**Instructions for the task:** Write out the data unchanged from its first line through the line that holds "button[interactable]: Status bbox=[111, 109, 115, 113]", inclusive.

>> START Material for the task

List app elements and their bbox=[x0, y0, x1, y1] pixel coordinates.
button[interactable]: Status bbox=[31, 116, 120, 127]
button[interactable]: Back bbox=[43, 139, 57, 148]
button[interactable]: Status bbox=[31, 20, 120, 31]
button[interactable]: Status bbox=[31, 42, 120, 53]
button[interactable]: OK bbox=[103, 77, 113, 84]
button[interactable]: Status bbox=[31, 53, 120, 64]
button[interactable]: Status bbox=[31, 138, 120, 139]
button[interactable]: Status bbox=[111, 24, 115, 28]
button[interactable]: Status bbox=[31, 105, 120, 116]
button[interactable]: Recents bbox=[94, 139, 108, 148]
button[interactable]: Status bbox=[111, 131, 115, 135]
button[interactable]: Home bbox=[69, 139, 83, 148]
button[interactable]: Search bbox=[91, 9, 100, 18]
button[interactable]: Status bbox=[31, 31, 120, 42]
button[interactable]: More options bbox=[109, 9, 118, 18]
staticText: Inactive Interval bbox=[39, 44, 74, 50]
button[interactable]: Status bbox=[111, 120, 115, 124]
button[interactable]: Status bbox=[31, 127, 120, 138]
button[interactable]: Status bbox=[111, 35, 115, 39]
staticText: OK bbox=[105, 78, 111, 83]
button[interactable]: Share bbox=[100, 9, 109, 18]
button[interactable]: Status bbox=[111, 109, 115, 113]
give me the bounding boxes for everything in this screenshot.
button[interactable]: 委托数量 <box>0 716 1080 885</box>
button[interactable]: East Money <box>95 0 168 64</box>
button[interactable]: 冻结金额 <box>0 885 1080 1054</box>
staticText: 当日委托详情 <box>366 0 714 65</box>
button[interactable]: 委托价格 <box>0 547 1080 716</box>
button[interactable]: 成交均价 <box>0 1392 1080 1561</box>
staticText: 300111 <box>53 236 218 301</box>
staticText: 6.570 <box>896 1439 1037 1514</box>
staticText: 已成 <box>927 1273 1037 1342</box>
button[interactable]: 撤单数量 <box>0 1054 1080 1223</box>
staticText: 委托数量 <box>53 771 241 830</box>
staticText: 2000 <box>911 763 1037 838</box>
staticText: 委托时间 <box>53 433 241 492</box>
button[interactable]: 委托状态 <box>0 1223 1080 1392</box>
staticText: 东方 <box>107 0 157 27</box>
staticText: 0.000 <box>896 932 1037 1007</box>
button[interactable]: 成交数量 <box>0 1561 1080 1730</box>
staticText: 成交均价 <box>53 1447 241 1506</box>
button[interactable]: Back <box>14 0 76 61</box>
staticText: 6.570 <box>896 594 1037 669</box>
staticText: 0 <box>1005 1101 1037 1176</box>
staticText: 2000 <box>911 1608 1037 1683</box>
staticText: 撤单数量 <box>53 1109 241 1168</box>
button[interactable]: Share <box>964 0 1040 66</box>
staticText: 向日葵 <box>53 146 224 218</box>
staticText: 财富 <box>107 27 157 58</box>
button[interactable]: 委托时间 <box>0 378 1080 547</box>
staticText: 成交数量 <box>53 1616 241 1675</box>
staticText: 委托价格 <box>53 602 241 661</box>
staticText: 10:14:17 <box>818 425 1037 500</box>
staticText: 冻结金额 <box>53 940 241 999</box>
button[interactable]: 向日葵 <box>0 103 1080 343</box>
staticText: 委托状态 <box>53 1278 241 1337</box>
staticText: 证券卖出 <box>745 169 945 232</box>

>> END Material for the task

**Task solution:**
List app elements and their bbox=[x0, y0, x1, y1] pixel coordinates.
button[interactable]: Status bbox=[31, 116, 120, 127]
button[interactable]: Back bbox=[43, 139, 57, 148]
button[interactable]: Status bbox=[31, 20, 120, 31]
button[interactable]: Status bbox=[31, 42, 120, 53]
button[interactable]: OK bbox=[103, 77, 113, 84]
button[interactable]: Status bbox=[31, 53, 120, 64]
button[interactable]: Status bbox=[31, 138, 120, 139]
button[interactable]: Status bbox=[111, 24, 115, 28]
button[interactable]: Status bbox=[31, 105, 120, 116]
button[interactable]: Recents bbox=[94, 139, 108, 148]
button[interactable]: Status bbox=[111, 131, 115, 135]
button[interactable]: Home bbox=[69, 139, 83, 148]
button[interactable]: Search bbox=[91, 9, 100, 18]
button[interactable]: Status bbox=[31, 31, 120, 42]
button[interactable]: More options bbox=[109, 9, 118, 18]
staticText: Inactive Interval bbox=[39, 44, 74, 50]
button[interactable]: Status bbox=[111, 120, 115, 124]
button[interactable]: Status bbox=[31, 127, 120, 138]
button[interactable]: Status bbox=[111, 35, 115, 39]
staticText: OK bbox=[105, 78, 111, 83]
button[interactable]: Share bbox=[100, 9, 109, 18]
button[interactable]: Status bbox=[111, 109, 115, 113]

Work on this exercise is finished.